- _YOUR TASK_:
Without the pictures, can you quote each line below exactly?
####
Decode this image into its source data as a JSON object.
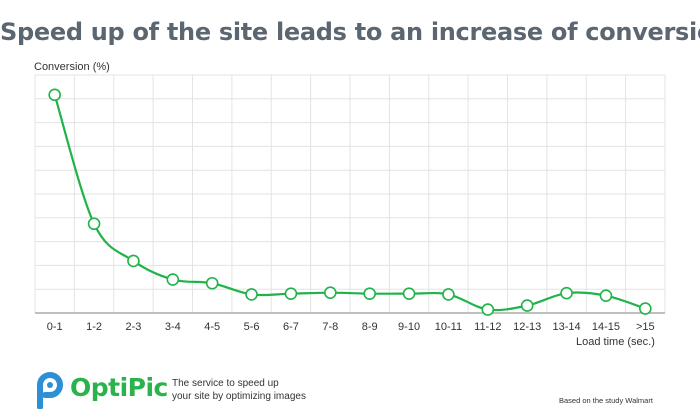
{
  "chart_data": {
    "type": "line",
    "title": "Speed up of the site leads to an increase of conversion",
    "ylabel": "Conversion (%)",
    "xlabel": "Load time (sec.)",
    "categories": [
      "0-1",
      "1-2",
      "2-3",
      "3-4",
      "4-5",
      "5-6",
      "6-7",
      "7-8",
      "8-9",
      "9-10",
      "10-11",
      "11-12",
      "12-13",
      "13-14",
      "14-15",
      ">15"
    ],
    "values": [
      8.8,
      3.6,
      2.1,
      1.35,
      1.2,
      0.75,
      0.78,
      0.82,
      0.78,
      0.78,
      0.75,
      0.14,
      0.3,
      0.8,
      0.7,
      0.18
    ],
    "ylim": [
      0,
      9.6
    ],
    "yticks_shown": false,
    "grid": true,
    "color": "#1fb34a",
    "grid_color": "#e3e3e3"
  },
  "brand": {
    "name": "OptiPic",
    "tagline_lines": [
      "The service to speed up",
      "your site by optimizing images"
    ],
    "color": "#2ab24c",
    "icon_color": "#2d8fd6",
    "icon": "optipic-logo-icon"
  },
  "credit": "Based on the study Walmart"
}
####
- _ANSWER BELOW_:
Decode this image into its source data as a JSON object.
{
  "chart_data": {
    "type": "line",
    "title": "Speed up of the site leads to an increase of conversion",
    "ylabel": "Conversion (%)",
    "xlabel": "Load time (sec.)",
    "categories": [
      "0-1",
      "1-2",
      "2-3",
      "3-4",
      "4-5",
      "5-6",
      "6-7",
      "7-8",
      "8-9",
      "9-10",
      "10-11",
      "11-12",
      "12-13",
      "13-14",
      "14-15",
      ">15"
    ],
    "values": [
      8.8,
      3.6,
      2.1,
      1.35,
      1.2,
      0.75,
      0.78,
      0.82,
      0.78,
      0.78,
      0.75,
      0.14,
      0.3,
      0.8,
      0.7,
      0.18
    ],
    "ylim": [
      0,
      9.6
    ],
    "yticks_shown": false,
    "grid": true,
    "color": "#1fb34a",
    "grid_color": "#e3e3e3"
  },
  "brand": {
    "name": "OptiPic",
    "tagline_lines": [
      "The service to speed up",
      "your site by optimizing images"
    ],
    "color": "#2ab24c",
    "icon_color": "#2d8fd6",
    "icon": "optipic-logo-icon"
  },
  "credit": "Based on the study Walmart"
}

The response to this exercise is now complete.